YOUR INSTRUCTIONS
Would you set down every entry shown below, precisely as written?
#### THE INPUT
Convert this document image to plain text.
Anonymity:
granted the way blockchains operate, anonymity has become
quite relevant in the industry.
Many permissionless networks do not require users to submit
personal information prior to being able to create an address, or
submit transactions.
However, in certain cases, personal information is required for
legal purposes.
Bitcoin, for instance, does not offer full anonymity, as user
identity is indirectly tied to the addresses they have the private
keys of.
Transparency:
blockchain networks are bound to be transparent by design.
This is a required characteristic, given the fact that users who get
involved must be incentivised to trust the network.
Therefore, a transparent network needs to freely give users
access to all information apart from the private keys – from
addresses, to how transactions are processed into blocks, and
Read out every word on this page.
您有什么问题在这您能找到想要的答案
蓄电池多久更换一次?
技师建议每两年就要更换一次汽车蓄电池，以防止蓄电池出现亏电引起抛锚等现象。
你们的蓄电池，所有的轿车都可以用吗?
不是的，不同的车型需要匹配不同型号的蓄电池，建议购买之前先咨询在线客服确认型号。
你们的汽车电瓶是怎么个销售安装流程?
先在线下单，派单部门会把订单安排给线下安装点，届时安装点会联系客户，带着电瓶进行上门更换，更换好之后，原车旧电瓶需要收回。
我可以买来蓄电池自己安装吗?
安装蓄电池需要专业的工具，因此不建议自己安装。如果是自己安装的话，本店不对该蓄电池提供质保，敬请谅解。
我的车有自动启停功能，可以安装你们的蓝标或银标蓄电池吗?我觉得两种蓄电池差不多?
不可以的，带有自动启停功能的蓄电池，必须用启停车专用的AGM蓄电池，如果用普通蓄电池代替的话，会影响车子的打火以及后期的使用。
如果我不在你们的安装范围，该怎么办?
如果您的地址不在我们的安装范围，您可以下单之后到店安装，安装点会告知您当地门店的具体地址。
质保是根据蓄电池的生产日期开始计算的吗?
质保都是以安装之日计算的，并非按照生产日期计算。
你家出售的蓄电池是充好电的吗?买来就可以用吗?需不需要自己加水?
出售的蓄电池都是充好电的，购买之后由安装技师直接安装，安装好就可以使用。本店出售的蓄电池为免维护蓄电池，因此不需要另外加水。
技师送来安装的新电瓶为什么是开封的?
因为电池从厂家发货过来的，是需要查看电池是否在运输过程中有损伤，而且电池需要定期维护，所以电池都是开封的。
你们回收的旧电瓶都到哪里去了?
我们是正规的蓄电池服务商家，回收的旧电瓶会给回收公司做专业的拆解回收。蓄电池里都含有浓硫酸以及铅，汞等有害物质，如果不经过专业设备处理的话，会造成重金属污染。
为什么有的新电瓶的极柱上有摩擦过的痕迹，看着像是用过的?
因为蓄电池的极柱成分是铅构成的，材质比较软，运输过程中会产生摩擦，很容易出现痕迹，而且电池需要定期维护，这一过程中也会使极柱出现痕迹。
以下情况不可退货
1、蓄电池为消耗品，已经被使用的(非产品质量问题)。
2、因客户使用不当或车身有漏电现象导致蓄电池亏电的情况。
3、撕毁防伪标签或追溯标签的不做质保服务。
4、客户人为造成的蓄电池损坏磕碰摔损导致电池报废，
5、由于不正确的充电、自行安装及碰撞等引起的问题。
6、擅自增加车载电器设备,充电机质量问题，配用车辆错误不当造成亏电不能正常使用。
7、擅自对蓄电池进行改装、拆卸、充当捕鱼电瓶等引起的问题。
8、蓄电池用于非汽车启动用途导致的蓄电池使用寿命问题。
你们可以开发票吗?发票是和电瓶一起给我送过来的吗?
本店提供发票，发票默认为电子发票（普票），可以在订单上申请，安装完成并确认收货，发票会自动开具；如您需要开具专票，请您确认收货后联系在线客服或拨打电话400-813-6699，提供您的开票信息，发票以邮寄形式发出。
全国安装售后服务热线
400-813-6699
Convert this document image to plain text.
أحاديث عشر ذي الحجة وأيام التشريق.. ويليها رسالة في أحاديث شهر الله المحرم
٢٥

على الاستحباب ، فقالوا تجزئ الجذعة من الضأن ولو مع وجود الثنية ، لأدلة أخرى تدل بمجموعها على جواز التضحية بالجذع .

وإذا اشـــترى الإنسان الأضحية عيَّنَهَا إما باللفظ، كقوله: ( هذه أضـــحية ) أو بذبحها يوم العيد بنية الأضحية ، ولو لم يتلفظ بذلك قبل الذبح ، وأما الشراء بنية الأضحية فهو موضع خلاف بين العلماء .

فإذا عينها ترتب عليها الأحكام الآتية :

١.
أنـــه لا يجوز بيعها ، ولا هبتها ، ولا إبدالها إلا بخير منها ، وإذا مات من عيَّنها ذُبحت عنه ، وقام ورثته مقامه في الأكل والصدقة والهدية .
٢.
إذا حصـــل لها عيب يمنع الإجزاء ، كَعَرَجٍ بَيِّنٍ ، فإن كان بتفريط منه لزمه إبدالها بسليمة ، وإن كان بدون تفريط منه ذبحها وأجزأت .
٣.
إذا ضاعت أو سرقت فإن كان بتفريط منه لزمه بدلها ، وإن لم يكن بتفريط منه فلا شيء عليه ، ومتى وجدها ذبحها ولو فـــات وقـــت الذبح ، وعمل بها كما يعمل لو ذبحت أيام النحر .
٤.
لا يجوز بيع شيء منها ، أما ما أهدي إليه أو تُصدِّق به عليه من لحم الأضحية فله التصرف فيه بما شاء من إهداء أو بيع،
########
OUTPUT
Convert this document image to plain text.
Anonymity:
granted the way blockchains operate, anonymity has become
quite relevant in the industry.
Many permissionless networks do not require users to submit
personal information prior to being able to create an address, or
submit transactions.
However, in certain cases, personal information is required for
legal purposes.
Bitcoin, for instance, does not offer full anonymity, as user
identity is indirectly tied to the addresses they have the private
keys of.
Transparency:
blockchain networks are bound to be transparent by design.
This is a required characteristic, given the fact that users who get
involved must be incentivised to trust the network.
Therefore, a transparent network needs to freely give users
access to all information apart from the private keys – from
addresses, to how transactions are processed into blocks, and
Read out every word on this page.
您有什么问题在这您能找到想要的答案
蓄电池多久更换一次?
技师建议每两年就要更换一次汽车蓄电池，以防止蓄电池出现亏电引起抛锚等现象。
你们的蓄电池，所有的轿车都可以用吗?
不是的，不同的车型需要匹配不同型号的蓄电池，建议购买之前先咨询在线客服确认型号。
你们的汽车电瓶是怎么个销售安装流程?
先在线下单，派单部门会把订单安排给线下安装点，届时安装点会联系客户，带着电瓶进行上门更换，更换好之后，原车旧电瓶需要收回。
我可以买来蓄电池自己安装吗?
安装蓄电池需要专业的工具，因此不建议自己安装。如果是自己安装的话，本店不对该蓄电池提供质保，敬请谅解。
我的车有自动启停功能，可以安装你们的蓝标或银标蓄电池吗?我觉得两种蓄电池差不多?
不可以的，带有自动启停功能的蓄电池，必须用启停车专用的AGM蓄电池，如果用普通蓄电池代替的话，会影响车子的打火以及后期的使用。
如果我不在你们的安装范围，该怎么办?
如果您的地址不在我们的安装范围，您可以下单之后到店安装，安装点会告知您当地门店的具体地址。
质保是根据蓄电池的生产日期开始计算的吗?
质保都是以安装之日计算的，并非按照生产日期计算。
你家出售的蓄电池是充好电的吗?买来就可以用吗?需不需要自己加水?
出售的蓄电池都是充好电的，购买之后由安装技师直接安装，安装好就可以使用。本店出售的蓄电池为免维护蓄电池，因此不需要另外加水。
技师送来安装的新电瓶为什么是开封的?
因为电池从厂家发货过来的，是需要查看电池是否在运输过程中有损伤，而且电池需要定期维护，所以电池都是开封的。
你们回收的旧电瓶都到哪里去了?
我们是正规的蓄电池服务商家，回收的旧电瓶会给回收公司做专业的拆解回收。蓄电池里都含有浓硫酸以及铅，汞等有害物质，如果不经过专业设备处理的话，会造成重金属污染。
为什么有的新电瓶的极柱上有摩擦过的痕迹，看着像是用过的?
因为蓄电池的极柱成分是铅构成的，材质比较软，运输过程中会产生摩擦，很容易出现痕迹，而且电池需要定期维护，这一过程中也会使极柱出现痕迹。
以下情况不可退货
1、蓄电池为消耗品，已经被使用的(非产品质量问题)。
2、因客户使用不当或车身有漏电现象导致蓄电池亏电的情况。
3、撕毁防伪标签或追溯标签的不做质保服务。
4、客户人为造成的蓄电池损坏磕碰摔损导致电池报废，
5、由于不正确的充电、自行安装及碰撞等引起的问题。
6、擅自增加车载电器设备,充电机质量问题，配用车辆错误不当造成亏电不能正常使用。
7、擅自对蓄电池进行改装、拆卸、充当捕鱼电瓶等引起的问题。
8、蓄电池用于非汽车启动用途导致的蓄电池使用寿命问题。
你们可以开发票吗?发票是和电瓶一起给我送过来的吗?
本店提供发票，发票默认为电子发票（普票），可以在订单上申请，安装完成并确认收货，发票会自动开具；如您需要开具专票，请您确认收货后联系在线客服或拨打电话400-813-6699，提供您的开票信息，发票以邮寄形式发出。
全国安装售后服务热线
400-813-6699
Convert this document image to plain text.
أحاديث عشر ذي الحجة وأيام التشريق.. ويليها رسالة في أحاديث شهر الله المحرم
٢٥

على الاستحباب ، فقالوا تجزئ الجذعة من الضأن ولو مع وجود الثنية ، لأدلة أخرى تدل بمجموعها على جواز التضحية بالجذع .

وإذا اشـــترى الإنسان الأضحية عيَّنَهَا إما باللفظ، كقوله: ( هذه أضـــحية ) أو بذبحها يوم العيد بنية الأضحية ، ولو لم يتلفظ بذلك قبل الذبح ، وأما الشراء بنية الأضحية فهو موضع خلاف بين العلماء .

فإذا عينها ترتب عليها الأحكام الآتية :

١.
أنـــه لا يجوز بيعها ، ولا هبتها ، ولا إبدالها إلا بخير منها ، وإذا مات من عيَّنها ذُبحت عنه ، وقام ورثته مقامه في الأكل والصدقة والهدية .
٢.
إذا حصـــل لها عيب يمنع الإجزاء ، كَعَرَجٍ بَيِّنٍ ، فإن كان بتفريط منه لزمه إبدالها بسليمة ، وإن كان بدون تفريط منه ذبحها وأجزأت .
٣.
إذا ضاعت أو سرقت فإن كان بتفريط منه لزمه بدلها ، وإن لم يكن بتفريط منه فلا شيء عليه ، ومتى وجدها ذبحها ولو فـــات وقـــت الذبح ، وعمل بها كما يعمل لو ذبحت أيام النحر .
٤.
لا يجوز بيع شيء منها ، أما ما أهدي إليه أو تُصدِّق به عليه من لحم الأضحية فله التصرف فيه بما شاء من إهداء أو بيع،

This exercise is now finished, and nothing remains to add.